Reproduce the listing below without changes, except that pictures are left out.
_ _ _
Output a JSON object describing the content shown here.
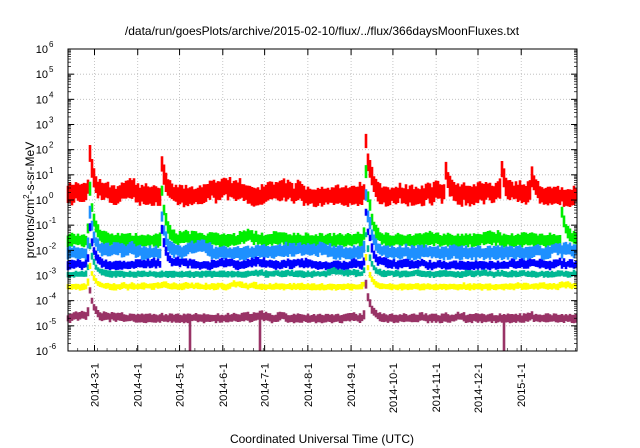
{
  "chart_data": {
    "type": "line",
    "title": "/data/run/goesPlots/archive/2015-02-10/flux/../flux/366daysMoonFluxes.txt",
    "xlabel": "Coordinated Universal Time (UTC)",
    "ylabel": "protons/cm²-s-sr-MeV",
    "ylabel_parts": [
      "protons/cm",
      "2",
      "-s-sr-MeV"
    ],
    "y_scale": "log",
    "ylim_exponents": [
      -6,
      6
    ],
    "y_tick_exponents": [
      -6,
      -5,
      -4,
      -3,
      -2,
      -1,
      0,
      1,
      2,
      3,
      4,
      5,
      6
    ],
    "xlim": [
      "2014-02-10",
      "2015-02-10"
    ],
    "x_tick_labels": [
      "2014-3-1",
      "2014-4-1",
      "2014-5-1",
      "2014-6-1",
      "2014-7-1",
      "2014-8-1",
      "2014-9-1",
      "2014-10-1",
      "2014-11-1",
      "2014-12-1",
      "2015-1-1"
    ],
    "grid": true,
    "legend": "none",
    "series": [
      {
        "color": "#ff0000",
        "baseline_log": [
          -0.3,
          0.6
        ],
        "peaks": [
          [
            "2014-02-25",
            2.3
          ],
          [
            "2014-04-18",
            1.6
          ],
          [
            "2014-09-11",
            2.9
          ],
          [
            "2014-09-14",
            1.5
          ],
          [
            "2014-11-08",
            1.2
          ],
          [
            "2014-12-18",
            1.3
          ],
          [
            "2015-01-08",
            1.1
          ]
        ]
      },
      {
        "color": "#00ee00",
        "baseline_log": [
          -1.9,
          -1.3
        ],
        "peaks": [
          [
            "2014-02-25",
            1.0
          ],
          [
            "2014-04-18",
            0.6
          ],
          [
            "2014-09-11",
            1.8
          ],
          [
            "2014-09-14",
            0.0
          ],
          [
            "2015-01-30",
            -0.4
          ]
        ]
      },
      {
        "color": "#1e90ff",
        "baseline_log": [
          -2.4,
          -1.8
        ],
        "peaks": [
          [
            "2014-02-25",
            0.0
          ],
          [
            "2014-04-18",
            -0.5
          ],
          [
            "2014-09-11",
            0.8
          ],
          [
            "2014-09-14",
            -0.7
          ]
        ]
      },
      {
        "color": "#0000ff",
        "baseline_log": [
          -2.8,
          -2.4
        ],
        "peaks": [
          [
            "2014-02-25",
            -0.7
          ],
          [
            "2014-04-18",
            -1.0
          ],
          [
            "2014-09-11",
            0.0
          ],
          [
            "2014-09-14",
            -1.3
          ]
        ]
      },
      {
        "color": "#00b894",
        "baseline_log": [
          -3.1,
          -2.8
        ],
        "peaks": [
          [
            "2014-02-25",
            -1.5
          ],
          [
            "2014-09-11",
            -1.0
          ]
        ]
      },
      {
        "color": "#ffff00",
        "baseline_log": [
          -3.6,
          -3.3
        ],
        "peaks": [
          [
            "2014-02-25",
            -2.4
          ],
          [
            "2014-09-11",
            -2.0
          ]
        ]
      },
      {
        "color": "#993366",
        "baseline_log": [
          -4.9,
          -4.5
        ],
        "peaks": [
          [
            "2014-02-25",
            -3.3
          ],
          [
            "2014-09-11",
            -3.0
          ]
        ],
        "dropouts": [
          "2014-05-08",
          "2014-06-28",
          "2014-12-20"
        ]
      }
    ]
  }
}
_ _ _
Solution below
Output a JSON object describing the content shown here.
{
  "chart_data": {
    "type": "line",
    "title": "/data/run/goesPlots/archive/2015-02-10/flux/../flux/366daysMoonFluxes.txt",
    "xlabel": "Coordinated Universal Time (UTC)",
    "ylabel": "protons/cm²-s-sr-MeV",
    "ylabel_parts": [
      "protons/cm",
      "2",
      "-s-sr-MeV"
    ],
    "y_scale": "log",
    "ylim_exponents": [
      -6,
      6
    ],
    "y_tick_exponents": [
      -6,
      -5,
      -4,
      -3,
      -2,
      -1,
      0,
      1,
      2,
      3,
      4,
      5,
      6
    ],
    "xlim": [
      "2014-02-10",
      "2015-02-10"
    ],
    "x_tick_labels": [
      "2014-3-1",
      "2014-4-1",
      "2014-5-1",
      "2014-6-1",
      "2014-7-1",
      "2014-8-1",
      "2014-9-1",
      "2014-10-1",
      "2014-11-1",
      "2014-12-1",
      "2015-1-1"
    ],
    "grid": true,
    "legend": "none",
    "series": [
      {
        "color": "#ff0000",
        "baseline_log": [
          -0.3,
          0.6
        ],
        "peaks": [
          [
            "2014-02-25",
            2.3
          ],
          [
            "2014-04-18",
            1.6
          ],
          [
            "2014-09-11",
            2.9
          ],
          [
            "2014-09-14",
            1.5
          ],
          [
            "2014-11-08",
            1.2
          ],
          [
            "2014-12-18",
            1.3
          ],
          [
            "2015-01-08",
            1.1
          ]
        ]
      },
      {
        "color": "#00ee00",
        "baseline_log": [
          -1.9,
          -1.3
        ],
        "peaks": [
          [
            "2014-02-25",
            1.0
          ],
          [
            "2014-04-18",
            0.6
          ],
          [
            "2014-09-11",
            1.8
          ],
          [
            "2014-09-14",
            0.0
          ],
          [
            "2015-01-30",
            -0.4
          ]
        ]
      },
      {
        "color": "#1e90ff",
        "baseline_log": [
          -2.4,
          -1.8
        ],
        "peaks": [
          [
            "2014-02-25",
            0.0
          ],
          [
            "2014-04-18",
            -0.5
          ],
          [
            "2014-09-11",
            0.8
          ],
          [
            "2014-09-14",
            -0.7
          ]
        ]
      },
      {
        "color": "#0000ff",
        "baseline_log": [
          -2.8,
          -2.4
        ],
        "peaks": [
          [
            "2014-02-25",
            -0.7
          ],
          [
            "2014-04-18",
            -1.0
          ],
          [
            "2014-09-11",
            0.0
          ],
          [
            "2014-09-14",
            -1.3
          ]
        ]
      },
      {
        "color": "#00b894",
        "baseline_log": [
          -3.1,
          -2.8
        ],
        "peaks": [
          [
            "2014-02-25",
            -1.5
          ],
          [
            "2014-09-11",
            -1.0
          ]
        ]
      },
      {
        "color": "#ffff00",
        "baseline_log": [
          -3.6,
          -3.3
        ],
        "peaks": [
          [
            "2014-02-25",
            -2.4
          ],
          [
            "2014-09-11",
            -2.0
          ]
        ]
      },
      {
        "color": "#993366",
        "baseline_log": [
          -4.9,
          -4.5
        ],
        "peaks": [
          [
            "2014-02-25",
            -3.3
          ],
          [
            "2014-09-11",
            -3.0
          ]
        ],
        "dropouts": [
          "2014-05-08",
          "2014-06-28",
          "2014-12-20"
        ]
      }
    ]
  }
}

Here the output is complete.